What the task requires: Below is a set of records. Repeat all of them exactly.

Exercise input:
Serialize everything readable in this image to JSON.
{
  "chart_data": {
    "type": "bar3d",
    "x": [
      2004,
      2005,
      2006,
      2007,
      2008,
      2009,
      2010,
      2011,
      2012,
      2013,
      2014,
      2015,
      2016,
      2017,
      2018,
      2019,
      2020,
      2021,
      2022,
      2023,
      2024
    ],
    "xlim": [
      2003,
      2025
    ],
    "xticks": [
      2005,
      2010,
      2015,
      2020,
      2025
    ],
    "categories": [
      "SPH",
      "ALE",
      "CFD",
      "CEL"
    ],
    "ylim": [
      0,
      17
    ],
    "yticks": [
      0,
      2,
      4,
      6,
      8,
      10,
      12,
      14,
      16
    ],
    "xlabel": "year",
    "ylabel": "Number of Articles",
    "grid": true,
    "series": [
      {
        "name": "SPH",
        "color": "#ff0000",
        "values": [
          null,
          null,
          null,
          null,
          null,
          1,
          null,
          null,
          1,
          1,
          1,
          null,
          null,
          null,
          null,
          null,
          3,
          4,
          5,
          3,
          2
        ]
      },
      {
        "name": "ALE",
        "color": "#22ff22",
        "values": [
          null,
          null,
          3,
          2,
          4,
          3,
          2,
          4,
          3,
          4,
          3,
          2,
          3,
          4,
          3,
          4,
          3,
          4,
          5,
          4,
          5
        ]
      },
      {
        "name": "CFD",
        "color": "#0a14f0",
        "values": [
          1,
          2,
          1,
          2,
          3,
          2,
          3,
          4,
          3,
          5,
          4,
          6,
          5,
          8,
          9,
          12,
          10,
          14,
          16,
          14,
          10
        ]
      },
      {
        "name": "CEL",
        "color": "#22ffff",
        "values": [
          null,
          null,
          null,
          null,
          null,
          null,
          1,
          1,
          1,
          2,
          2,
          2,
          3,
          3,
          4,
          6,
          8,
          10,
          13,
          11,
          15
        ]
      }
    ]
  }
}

Response below:
Serialize everything readable in this image to JSON.
{
  "chart_data": {
    "type": "bar3d",
    "x": [
      2004,
      2005,
      2006,
      2007,
      2008,
      2009,
      2010,
      2011,
      2012,
      2013,
      2014,
      2015,
      2016,
      2017,
      2018,
      2019,
      2020,
      2021,
      2022,
      2023,
      2024
    ],
    "xlim": [
      2003,
      2025
    ],
    "xticks": [
      2005,
      2010,
      2015,
      2020,
      2025
    ],
    "categories": [
      "SPH",
      "ALE",
      "CFD",
      "CEL"
    ],
    "ylim": [
      0,
      17
    ],
    "yticks": [
      0,
      2,
      4,
      6,
      8,
      10,
      12,
      14,
      16
    ],
    "xlabel": "year",
    "ylabel": "Number of Articles",
    "grid": true,
    "series": [
      {
        "name": "SPH",
        "color": "#ff0000",
        "values": [
          null,
          null,
          null,
          null,
          null,
          1,
          null,
          null,
          1,
          1,
          1,
          null,
          null,
          null,
          null,
          null,
          3,
          4,
          5,
          3,
          2
        ]
      },
      {
        "name": "ALE",
        "color": "#22ff22",
        "values": [
          null,
          null,
          3,
          2,
          4,
          3,
          2,
          4,
          3,
          4,
          3,
          2,
          3,
          4,
          3,
          4,
          3,
          4,
          5,
          4,
          5
        ]
      },
      {
        "name": "CFD",
        "color": "#0a14f0",
        "values": [
          1,
          2,
          1,
          2,
          3,
          2,
          3,
          4,
          3,
          5,
          4,
          6,
          5,
          8,
          9,
          12,
          10,
          14,
          16,
          14,
          10
        ]
      },
      {
        "name": "CEL",
        "color": "#22ffff",
        "values": [
          null,
          null,
          null,
          null,
          null,
          null,
          1,
          1,
          1,
          2,
          2,
          2,
          3,
          3,
          4,
          6,
          8,
          10,
          13,
          11,
          15
        ]
      }
    ]
  }
}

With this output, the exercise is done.